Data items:
____

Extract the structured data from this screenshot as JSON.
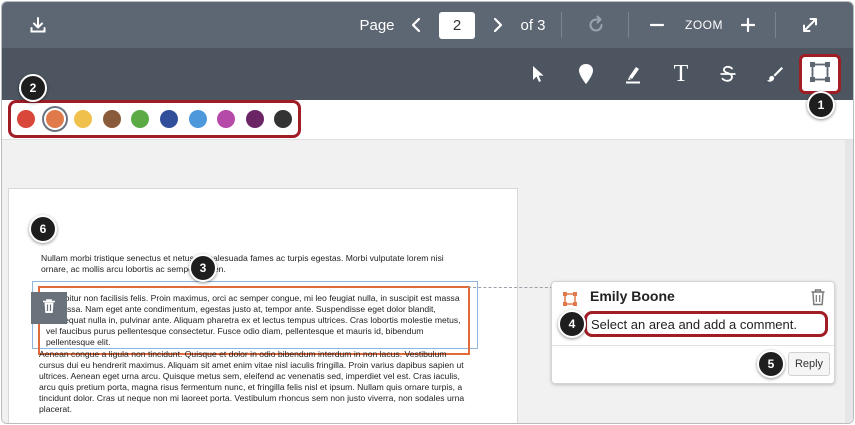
{
  "topbar": {
    "download_icon": "download-icon",
    "page_label": "Page",
    "page_number": "2",
    "of_label": "of 3",
    "zoom_label": "ZOOM",
    "rotate_icon": "rotate-icon",
    "fullscreen_icon": "expand-icon"
  },
  "tools": [
    "cursor-icon",
    "pin-icon",
    "highlight-icon",
    "text-icon",
    "strikethrough-icon",
    "draw-icon",
    "area-icon"
  ],
  "tool_text_glyph": "T",
  "colors": {
    "swatches": [
      "#d9473a",
      "#e07a4a",
      "#f0c04c",
      "#8a5b3a",
      "#5aaa45",
      "#2f4f9b",
      "#4c98db",
      "#b64aa8",
      "#6b2565",
      "#333333"
    ],
    "selected_index": 1,
    "accent": "#a01d26"
  },
  "document": {
    "p1": "Nullam morbi tristique senectus et netus et malesuada fames ac turpis egestas. Morbi vulputate lorem nisi ornare, ac mollis arcu lobortis ac semper sapien.",
    "p2": "Curabitur non facilisis felis. Proin maximus, orci ac semper congue, mi leo feugiat nulla, in suscipit est massa id massa. Nam eget ante condimentum, egestas justo at, tempor ante. Suspendisse eget dolor blandit, consequat nulla in, pulvinar ante. Aliquam pharetra ex et lectus tempus ultrices. Cras lobortis molestie metus, vel faucibus purus pellentesque consectetur. Fusce odio diam, pellentesque et mauris id, bibendum pellentesque elit.",
    "p3": "Aenean congue a ligula non tincidunt. Quisque et dolor in odio bibendum interdum in non lacus. Vestibulum cursus dui eu hendrerit maximus. Aliquam sit amet enim vitae nisl iaculis fringilla. Proin varius dapibus sapien ut ultrices. Aenean eget urna arcu. Quisque metus sem, eleifend ac venenatis sed, imperdiet vel est. Cras iaculis, arcu quis pretium porta, magna risus fermentum nunc, et fringilla felis nisl et ipsum. Nullam quis ornare turpis, a tincidunt dolor. Cras ut neque non mi laoreet porta. Vestibulum rhoncus sem non justo viverra, non sodales urna placerat."
  },
  "comment": {
    "author": "Emily Boone",
    "text": "Select an area and add a comment.",
    "reply_label": "Reply"
  },
  "callouts": [
    "1",
    "2",
    "3",
    "4",
    "5",
    "6"
  ]
}
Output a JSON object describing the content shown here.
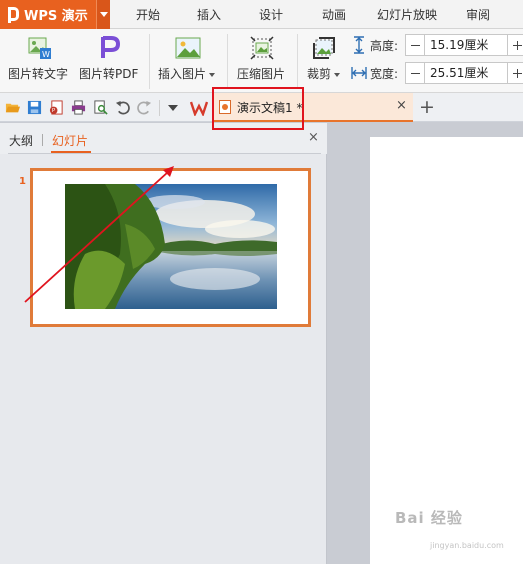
{
  "app": {
    "name": "WPS 演示"
  },
  "menu": [
    "开始",
    "插入",
    "设计",
    "动画",
    "幻灯片放映",
    "审阅"
  ],
  "ribbon": {
    "img_to_text": "图片转文字",
    "img_to_pdf": "图片转PDF",
    "insert_picture": "插入图片",
    "compress_picture": "压缩图片",
    "crop": "裁剪",
    "height_label": "高度:",
    "height_value": "15.19厘米",
    "width_label": "宽度:",
    "width_value": "25.51厘米"
  },
  "document_tab": {
    "title": "演示文稿1 *",
    "close": "×",
    "new_tab": "+"
  },
  "pane": {
    "tab_outline": "大纲",
    "tab_slides": "幻灯片",
    "close": "×",
    "slide_number": "1"
  },
  "watermark": {
    "text": "Bai 经验",
    "sub": "jingyan.baidu.com"
  },
  "colors": {
    "accent": "#e8611f",
    "highlight_box": "#e0141e",
    "arrow": "#e0141e"
  }
}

____

Work to be completed:
Return the full material word for word. Do not include the pictures.

Answer to the problem:
Extract the structured data from this screenshot as JSON.
{
  "topbar": {
    "download_icon": "download-icon",
    "page_label": "Page",
    "page_number": "2",
    "of_label": "of 3",
    "zoom_label": "ZOOM",
    "rotate_icon": "rotate-icon",
    "fullscreen_icon": "expand-icon"
  },
  "tools": [
    "cursor-icon",
    "pin-icon",
    "highlight-icon",
    "text-icon",
    "strikethrough-icon",
    "draw-icon",
    "area-icon"
  ],
  "tool_text_glyph": "T",
  "colors": {
    "swatches": [
      "#d9473a",
      "#e07a4a",
      "#f0c04c",
      "#8a5b3a",
      "#5aaa45",
      "#2f4f9b",
      "#4c98db",
      "#b64aa8",
      "#6b2565",
      "#333333"
    ],
    "selected_index": 1,
    "accent": "#a01d26"
  },
  "document": {
    "p1": "Nullam morbi tristique senectus et netus et malesuada fames ac turpis egestas. Morbi vulputate lorem nisi ornare, ac mollis arcu lobortis ac semper sapien.",
    "p2": "Curabitur non facilisis felis. Proin maximus, orci ac semper congue, mi leo feugiat nulla, in suscipit est massa id massa. Nam eget ante condimentum, egestas justo at, tempor ante. Suspendisse eget dolor blandit, consequat nulla in, pulvinar ante. Aliquam pharetra ex et lectus tempus ultrices. Cras lobortis molestie metus, vel faucibus purus pellentesque consectetur. Fusce odio diam, pellentesque et mauris id, bibendum pellentesque elit.",
    "p3": "Aenean congue a ligula non tincidunt. Quisque et dolor in odio bibendum interdum in non lacus. Vestibulum cursus dui eu hendrerit maximus. Aliquam sit amet enim vitae nisl iaculis fringilla. Proin varius dapibus sapien ut ultrices. Aenean eget urna arcu. Quisque metus sem, eleifend ac venenatis sed, imperdiet vel est. Cras iaculis, arcu quis pretium porta, magna risus fermentum nunc, et fringilla felis nisl et ipsum. Nullam quis ornare turpis, a tincidunt dolor. Cras ut neque non mi laoreet porta. Vestibulum rhoncus sem non justo viverra, non sodales urna placerat."
  },
  "comment": {
    "author": "Emily Boone",
    "text": "Select an area and add a comment.",
    "reply_label": "Reply"
  },
  "callouts": [
    "1",
    "2",
    "3",
    "4",
    "5",
    "6"
  ]
}
Output a JSON object describing the content shown here.
{
  "app": {
    "name": "WPS 演示"
  },
  "menu": [
    "开始",
    "插入",
    "设计",
    "动画",
    "幻灯片放映",
    "审阅"
  ],
  "ribbon": {
    "img_to_text": "图片转文字",
    "img_to_pdf": "图片转PDF",
    "insert_picture": "插入图片",
    "compress_picture": "压缩图片",
    "crop": "裁剪",
    "height_label": "高度:",
    "height_value": "15.19厘米",
    "width_label": "宽度:",
    "width_value": "25.51厘米"
  },
  "document_tab": {
    "title": "演示文稿1 *",
    "close": "×",
    "new_tab": "+"
  },
  "pane": {
    "tab_outline": "大纲",
    "tab_slides": "幻灯片",
    "close": "×",
    "slide_number": "1"
  },
  "watermark": {
    "text": "Bai 经验",
    "sub": "jingyan.baidu.com"
  },
  "colors": {
    "accent": "#e8611f",
    "highlight_box": "#e0141e",
    "arrow": "#e0141e"
  }
}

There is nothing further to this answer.